Recorded information -
-- start --
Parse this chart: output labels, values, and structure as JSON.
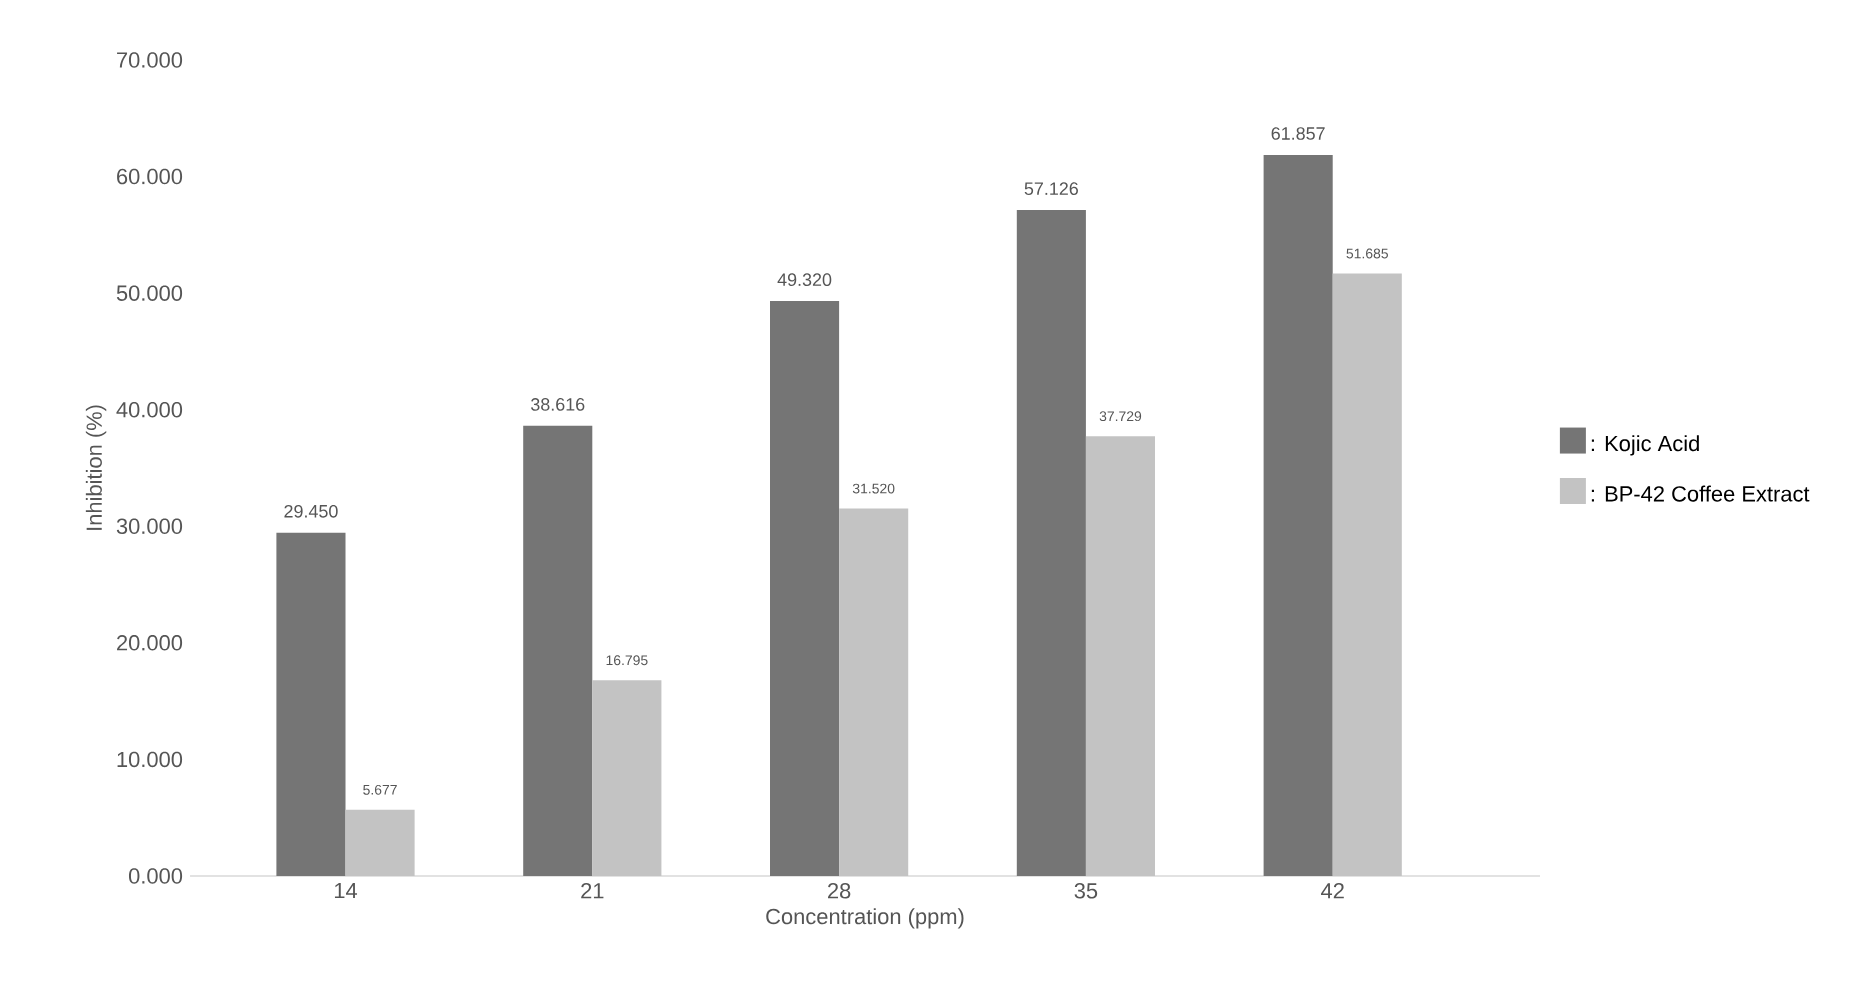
{
  "chart_data": {
    "type": "bar",
    "xlabel": "Concentration (ppm)",
    "ylabel": "Inhibition (%)",
    "categories": [
      "14",
      "21",
      "28",
      "35",
      "42"
    ],
    "series": [
      {
        "name": ": Kojic Acid",
        "color": "#757575",
        "values": [
          29.45,
          38.616,
          49.32,
          57.126,
          61.857
        ],
        "value_labels": [
          "29.450",
          "38.616",
          "49.320",
          "57.126",
          "61.857"
        ]
      },
      {
        "name": ": BP-42 Coffee Extract",
        "color": "#c3c3c3",
        "values": [
          5.677,
          16.795,
          31.52,
          37.729,
          51.685
        ],
        "value_labels": [
          "5.677",
          "16.795",
          "31.520",
          "37.729",
          "51.685"
        ]
      }
    ],
    "ylim": [
      0,
      70
    ],
    "yticks": [
      {
        "value": 0,
        "label": "0.000"
      },
      {
        "value": 10,
        "label": "10.000"
      },
      {
        "value": 20,
        "label": "20.000"
      },
      {
        "value": 30,
        "label": "30.000"
      },
      {
        "value": 40,
        "label": "40.000"
      },
      {
        "value": 50,
        "label": "50.000"
      },
      {
        "value": 60,
        "label": "60.000"
      },
      {
        "value": 70,
        "label": "70.000"
      }
    ],
    "grid": false,
    "legend": "right"
  }
}
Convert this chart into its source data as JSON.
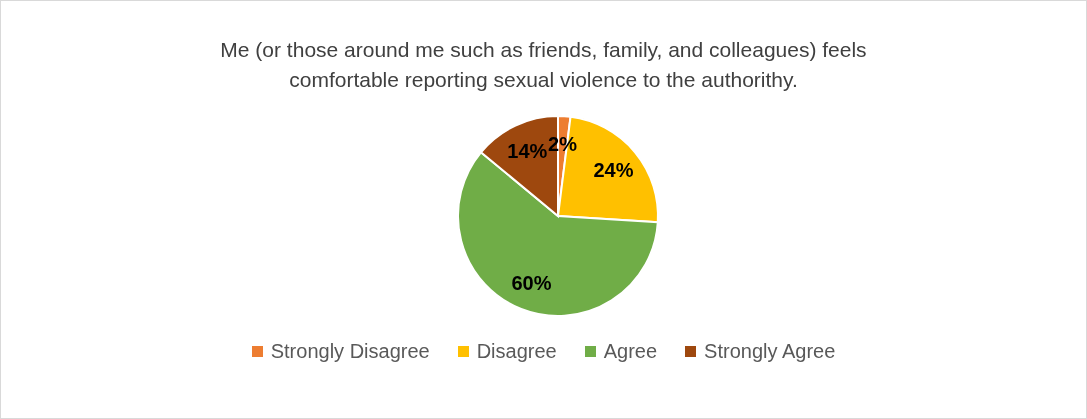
{
  "chart_data": {
    "type": "pie",
    "title": "Me (or those around me such as friends, family, and colleagues) feels comfortable reporting sexual violence to the authorithy.",
    "categories": [
      "Strongly Disagree",
      "Disagree",
      "Agree",
      "Strongly Agree"
    ],
    "values": [
      2,
      24,
      60,
      14
    ],
    "colors": [
      "#ed7d31",
      "#ffc000",
      "#70ad47",
      "#9e480e"
    ],
    "value_labels": [
      "2%",
      "24%",
      "60%",
      "14%"
    ],
    "legend": "bottom"
  }
}
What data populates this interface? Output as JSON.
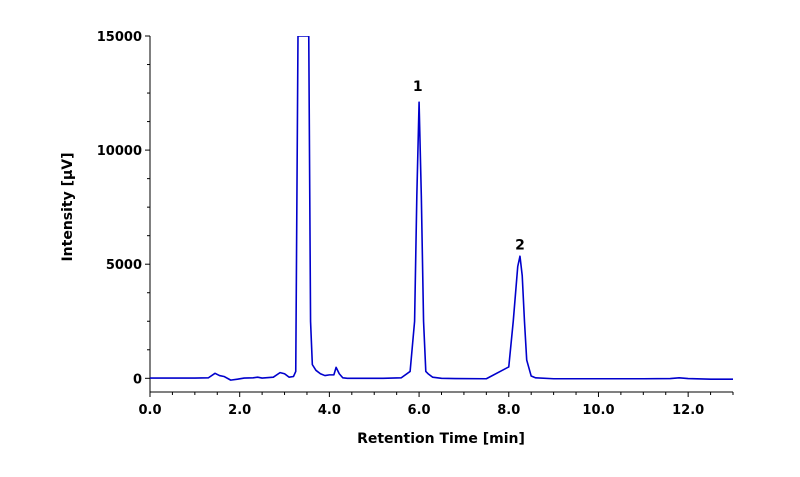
{
  "chart_data": {
    "type": "line",
    "title": "",
    "xlabel": "Retention Time [min]",
    "ylabel": "Intensity [µV]",
    "xlim": [
      0,
      13
    ],
    "ylim": [
      -600,
      15000
    ],
    "x_ticks": [
      0,
      2,
      4,
      6,
      8,
      10,
      12
    ],
    "x_tick_labels": [
      "0.0",
      "2.0",
      "4.0",
      "6.0",
      "8.0",
      "10.0",
      "12.0"
    ],
    "y_ticks": [
      0,
      5000,
      10000,
      15000
    ],
    "y_tick_labels": [
      "0",
      "5000",
      "10000",
      "15000"
    ],
    "grid": false,
    "line_color": "#0000cc",
    "series": [
      {
        "x": [
          0.0,
          1.0,
          1.3,
          1.45,
          1.55,
          1.65,
          1.8,
          1.95,
          2.1,
          2.3,
          2.4,
          2.5,
          2.75,
          2.9,
          3.0,
          3.1,
          3.2,
          3.25,
          3.3,
          3.34,
          3.38,
          3.45,
          3.5,
          3.54,
          3.58,
          3.62,
          3.7,
          3.8,
          3.9,
          4.0,
          4.1,
          4.15,
          4.22,
          4.3,
          4.4,
          4.8,
          5.2,
          5.6,
          5.8,
          5.9,
          5.95,
          6.0,
          6.05,
          6.1,
          6.15,
          6.2,
          6.3,
          6.5,
          6.8,
          7.5,
          8.0,
          8.1,
          8.2,
          8.25,
          8.3,
          8.35,
          8.4,
          8.5,
          8.6,
          9.0,
          10.0,
          11.0,
          11.6,
          11.8,
          12.0,
          12.5,
          13.0
        ],
        "y": [
          10,
          10,
          20,
          220,
          120,
          80,
          -80,
          -40,
          10,
          20,
          50,
          10,
          50,
          250,
          200,
          50,
          80,
          300,
          15000,
          15000,
          15000,
          15000,
          15000,
          15000,
          2500,
          600,
          350,
          200,
          120,
          150,
          150,
          480,
          200,
          20,
          0,
          0,
          0,
          20,
          300,
          2500,
          8000,
          12100,
          8000,
          2500,
          300,
          200,
          50,
          0,
          -10,
          -20,
          500,
          2500,
          4900,
          5350,
          4500,
          2500,
          800,
          100,
          20,
          -20,
          -20,
          -20,
          -10,
          20,
          -10,
          -40,
          -40
        ]
      }
    ],
    "annotations": [
      {
        "text": "1",
        "x": 5.97,
        "y": 12600
      },
      {
        "text": "2",
        "x": 8.25,
        "y": 5650
      }
    ]
  }
}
-- end --
Directions - Copy out all the records exactly, excluding pictures.

Completed exercise -
Parse this chart: output labels, values, and structure as JSON.
{
  "chart_data": {
    "type": "bar",
    "xlabel": "Concentration (ppm)",
    "ylabel": "Inhibition (%)",
    "categories": [
      "14",
      "21",
      "28",
      "35",
      "42"
    ],
    "series": [
      {
        "name": ": Kojic Acid",
        "color": "#757575",
        "values": [
          29.45,
          38.616,
          49.32,
          57.126,
          61.857
        ],
        "value_labels": [
          "29.450",
          "38.616",
          "49.320",
          "57.126",
          "61.857"
        ]
      },
      {
        "name": ": BP-42 Coffee Extract",
        "color": "#c3c3c3",
        "values": [
          5.677,
          16.795,
          31.52,
          37.729,
          51.685
        ],
        "value_labels": [
          "5.677",
          "16.795",
          "31.520",
          "37.729",
          "51.685"
        ]
      }
    ],
    "ylim": [
      0,
      70
    ],
    "yticks": [
      {
        "value": 0,
        "label": "0.000"
      },
      {
        "value": 10,
        "label": "10.000"
      },
      {
        "value": 20,
        "label": "20.000"
      },
      {
        "value": 30,
        "label": "30.000"
      },
      {
        "value": 40,
        "label": "40.000"
      },
      {
        "value": 50,
        "label": "50.000"
      },
      {
        "value": 60,
        "label": "60.000"
      },
      {
        "value": 70,
        "label": "70.000"
      }
    ],
    "grid": false,
    "legend": "right"
  }
}
Convert this chart into its source data as JSON.
{
  "chart_data": {
    "type": "pie",
    "title": "Me (or those around me such as friends, family, and colleagues) feels comfortable reporting sexual violence to the authorithy.",
    "categories": [
      "Strongly Disagree",
      "Disagree",
      "Agree",
      "Strongly Agree"
    ],
    "values": [
      2,
      24,
      60,
      14
    ],
    "colors": [
      "#ed7d31",
      "#ffc000",
      "#70ad47",
      "#9e480e"
    ],
    "value_labels": [
      "2%",
      "24%",
      "60%",
      "14%"
    ],
    "legend": "bottom"
  }
}
What data populates this interface? Output as JSON.
{
  "chart_data": {
    "type": "line",
    "title": "",
    "xlabel": "Retention Time [min]",
    "ylabel": "Intensity [µV]",
    "xlim": [
      0,
      13
    ],
    "ylim": [
      -600,
      15000
    ],
    "x_ticks": [
      0,
      2,
      4,
      6,
      8,
      10,
      12
    ],
    "x_tick_labels": [
      "0.0",
      "2.0",
      "4.0",
      "6.0",
      "8.0",
      "10.0",
      "12.0"
    ],
    "y_ticks": [
      0,
      5000,
      10000,
      15000
    ],
    "y_tick_labels": [
      "0",
      "5000",
      "10000",
      "15000"
    ],
    "grid": false,
    "line_color": "#0000cc",
    "series": [
      {
        "x": [
          0.0,
          1.0,
          1.3,
          1.45,
          1.55,
          1.65,
          1.8,
          1.95,
          2.1,
          2.3,
          2.4,
          2.5,
          2.75,
          2.9,
          3.0,
          3.1,
          3.2,
          3.25,
          3.3,
          3.34,
          3.38,
          3.45,
          3.5,
          3.54,
          3.58,
          3.62,
          3.7,
          3.8,
          3.9,
          4.0,
          4.1,
          4.15,
          4.22,
          4.3,
          4.4,
          4.8,
          5.2,
          5.6,
          5.8,
          5.9,
          5.95,
          6.0,
          6.05,
          6.1,
          6.15,
          6.2,
          6.3,
          6.5,
          6.8,
          7.5,
          8.0,
          8.1,
          8.2,
          8.25,
          8.3,
          8.35,
          8.4,
          8.5,
          8.6,
          9.0,
          10.0,
          11.0,
          11.6,
          11.8,
          12.0,
          12.5,
          13.0
        ],
        "y": [
          10,
          10,
          20,
          220,
          120,
          80,
          -80,
          -40,
          10,
          20,
          50,
          10,
          50,
          250,
          200,
          50,
          80,
          300,
          15000,
          15000,
          15000,
          15000,
          15000,
          15000,
          2500,
          600,
          350,
          200,
          120,
          150,
          150,
          480,
          200,
          20,
          0,
          0,
          0,
          20,
          300,
          2500,
          8000,
          12100,
          8000,
          2500,
          300,
          200,
          50,
          0,
          -10,
          -20,
          500,
          2500,
          4900,
          5350,
          4500,
          2500,
          800,
          100,
          20,
          -20,
          -20,
          -20,
          -10,
          20,
          -10,
          -40,
          -40
        ]
      }
    ],
    "annotations": [
      {
        "text": "1",
        "x": 5.97,
        "y": 12600
      },
      {
        "text": "2",
        "x": 8.25,
        "y": 5650
      }
    ]
  }
}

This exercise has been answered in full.